*SUPPLIED RECORDS*.
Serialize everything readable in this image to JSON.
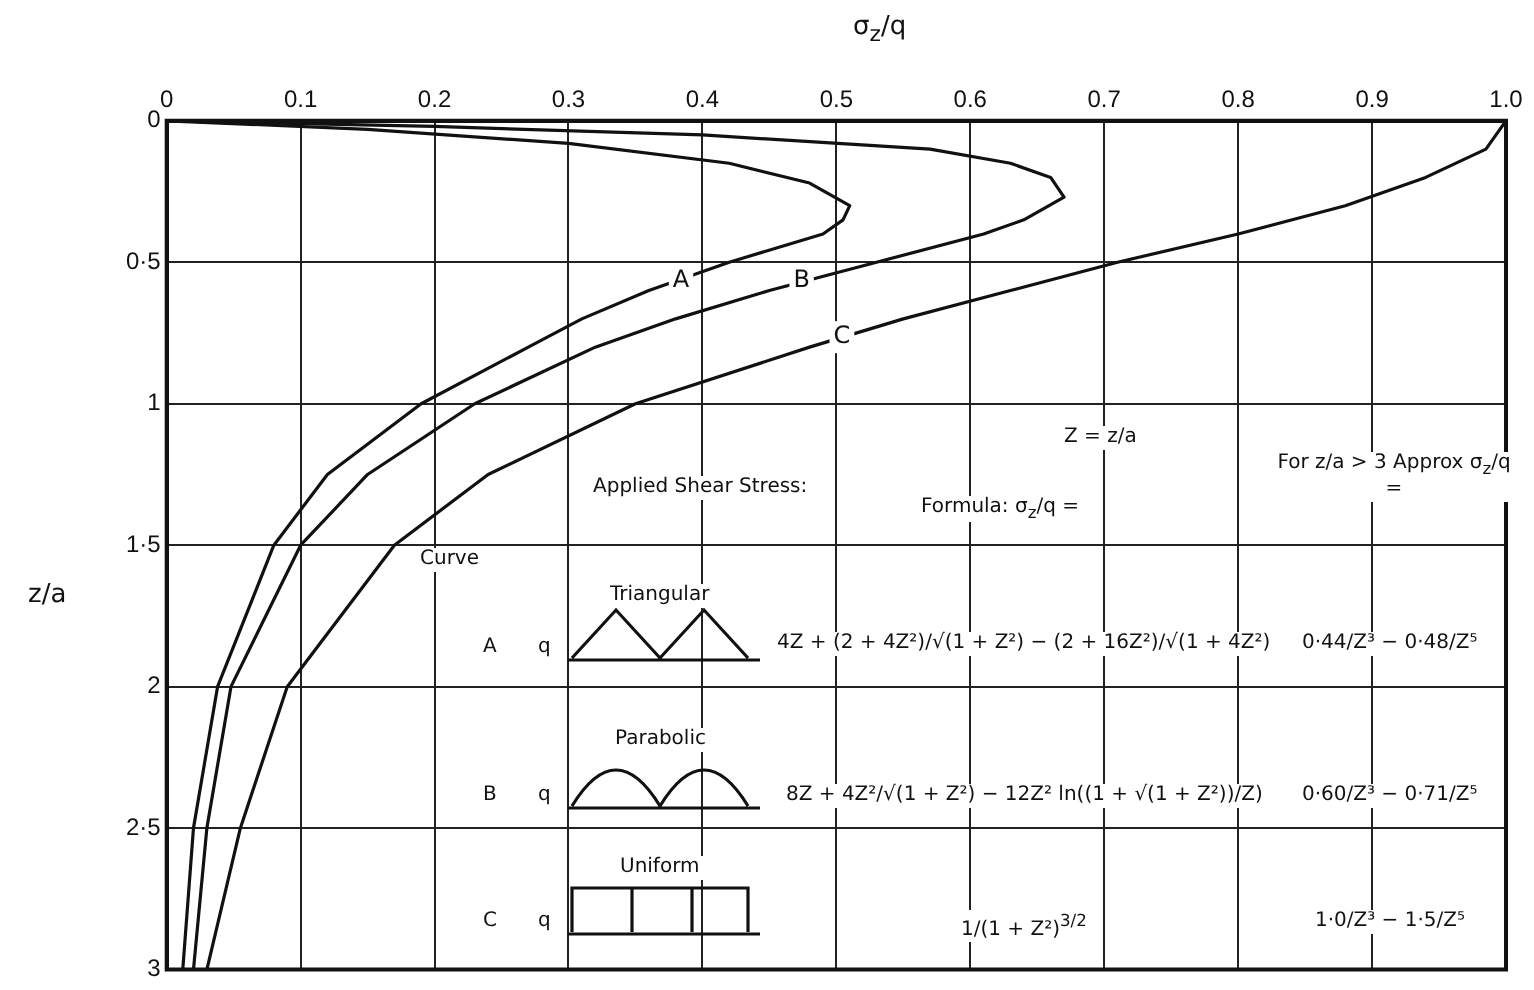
{
  "chart_data": {
    "type": "line",
    "xlabel": "σ$_{z}$/q",
    "ylabel": "z/a",
    "xlim": [
      0,
      1
    ],
    "xticks": [
      0,
      0.1,
      0.2,
      0.3,
      0.4,
      0.5,
      0.6,
      0.7,
      0.8,
      0.9,
      {
        "value": 1,
        "label": "1.0"
      }
    ],
    "ylim": [
      3,
      0
    ],
    "yticks": [
      0,
      {
        "value": 0.5,
        "label": "0·5"
      },
      1,
      {
        "value": 1.5,
        "label": "1·5"
      },
      2,
      {
        "value": 2.5,
        "label": "2·5"
      },
      3
    ],
    "grid": true,
    "legend": false,
    "marker": "none",
    "line_style": "solid",
    "series": [
      {
        "name": "A",
        "color": "#111111",
        "values": [
          0,
          0.03,
          0.08,
          0.15,
          0.22,
          0.3,
          0.35,
          0.4,
          0.5,
          0.6,
          0.7,
          0.8,
          1.0,
          1.25,
          1.5,
          2,
          2.5,
          3
        ],
        "x": [
          0,
          0.15,
          0.3,
          0.42,
          0.48,
          0.51,
          0.505,
          0.49,
          0.42,
          0.36,
          0.31,
          0.27,
          0.19,
          0.12,
          0.08,
          0.038,
          0.02,
          0.012
        ]
      },
      {
        "name": "B",
        "color": "#111111",
        "values": [
          0,
          0.02,
          0.05,
          0.1,
          0.15,
          0.2,
          0.27,
          0.35,
          0.4,
          0.5,
          0.6,
          0.7,
          0.8,
          1.0,
          1.25,
          1.5,
          2,
          2.5,
          3
        ],
        "x": [
          0,
          0.2,
          0.4,
          0.57,
          0.63,
          0.66,
          0.67,
          0.64,
          0.61,
          0.53,
          0.45,
          0.38,
          0.32,
          0.23,
          0.15,
          0.1,
          0.048,
          0.03,
          0.02
        ]
      },
      {
        "name": "C",
        "color": "#111111",
        "values": [
          0,
          0.1,
          0.2,
          0.3,
          0.4,
          0.5,
          0.6,
          0.7,
          0.8,
          1.0,
          1.25,
          1.5,
          2,
          2.5,
          3
        ],
        "x": [
          1,
          0.985,
          0.94,
          0.88,
          0.8,
          0.71,
          0.63,
          0.55,
          0.48,
          0.35,
          0.24,
          0.17,
          0.09,
          0.055,
          0.03
        ]
      }
    ],
    "annotations": [
      "Z = z/a",
      "For z/a > 3 Approx σ$_{z}$/q =",
      "Applied Shear Stress:",
      "Formula: σ$_{z}$/q =",
      "Curve",
      "A",
      "Triangular",
      "4Z + (2 + 4Z²)/√(1 + Z²) − (2 + 16Z²)/√(1 + 4Z²)",
      "0·44/Z³ − 0·48/Z⁵",
      "B",
      "Parabolic",
      "8Z + 4Z²/√(1 + Z²) − 12Z² ln((1 + √(1 + Z²))/Z)",
      "0·60/Z³ − 0·71/Z⁵",
      "C",
      "Uniform",
      "1/(1 + Z²)$^{3/2}$",
      "1·0/Z³ − 1·5/Z⁵",
      "q",
      "q",
      "q"
    ]
  }
}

*WHAT TO DO*. Print all the records again exactly; do not include any picture.

*ANSWER FOR THIS EXERCISE*.
Serialize everything readable in this image to JSON.
{
  "chart_data": {
    "type": "line",
    "xlabel": "σ$_{z}$/q",
    "ylabel": "z/a",
    "xlim": [
      0,
      1
    ],
    "xticks": [
      0,
      0.1,
      0.2,
      0.3,
      0.4,
      0.5,
      0.6,
      0.7,
      0.8,
      0.9,
      {
        "value": 1,
        "label": "1.0"
      }
    ],
    "ylim": [
      3,
      0
    ],
    "yticks": [
      0,
      {
        "value": 0.5,
        "label": "0·5"
      },
      1,
      {
        "value": 1.5,
        "label": "1·5"
      },
      2,
      {
        "value": 2.5,
        "label": "2·5"
      },
      3
    ],
    "grid": true,
    "legend": false,
    "marker": "none",
    "line_style": "solid",
    "series": [
      {
        "name": "A",
        "color": "#111111",
        "values": [
          0,
          0.03,
          0.08,
          0.15,
          0.22,
          0.3,
          0.35,
          0.4,
          0.5,
          0.6,
          0.7,
          0.8,
          1.0,
          1.25,
          1.5,
          2,
          2.5,
          3
        ],
        "x": [
          0,
          0.15,
          0.3,
          0.42,
          0.48,
          0.51,
          0.505,
          0.49,
          0.42,
          0.36,
          0.31,
          0.27,
          0.19,
          0.12,
          0.08,
          0.038,
          0.02,
          0.012
        ]
      },
      {
        "name": "B",
        "color": "#111111",
        "values": [
          0,
          0.02,
          0.05,
          0.1,
          0.15,
          0.2,
          0.27,
          0.35,
          0.4,
          0.5,
          0.6,
          0.7,
          0.8,
          1.0,
          1.25,
          1.5,
          2,
          2.5,
          3
        ],
        "x": [
          0,
          0.2,
          0.4,
          0.57,
          0.63,
          0.66,
          0.67,
          0.64,
          0.61,
          0.53,
          0.45,
          0.38,
          0.32,
          0.23,
          0.15,
          0.1,
          0.048,
          0.03,
          0.02
        ]
      },
      {
        "name": "C",
        "color": "#111111",
        "values": [
          0,
          0.1,
          0.2,
          0.3,
          0.4,
          0.5,
          0.6,
          0.7,
          0.8,
          1.0,
          1.25,
          1.5,
          2,
          2.5,
          3
        ],
        "x": [
          1,
          0.985,
          0.94,
          0.88,
          0.8,
          0.71,
          0.63,
          0.55,
          0.48,
          0.35,
          0.24,
          0.17,
          0.09,
          0.055,
          0.03
        ]
      }
    ],
    "annotations": [
      "Z = z/a",
      "For z/a > 3 Approx σ$_{z}$/q =",
      "Applied Shear Stress:",
      "Formula: σ$_{z}$/q =",
      "Curve",
      "A",
      "Triangular",
      "4Z + (2 + 4Z²)/√(1 + Z²) − (2 + 16Z²)/√(1 + 4Z²)",
      "0·44/Z³ − 0·48/Z⁵",
      "B",
      "Parabolic",
      "8Z + 4Z²/√(1 + Z²) − 12Z² ln((1 + √(1 + Z²))/Z)",
      "0·60/Z³ − 0·71/Z⁵",
      "C",
      "Uniform",
      "1/(1 + Z²)$^{3/2}$",
      "1·0/Z³ − 1·5/Z⁵",
      "q",
      "q",
      "q"
    ]
  }
}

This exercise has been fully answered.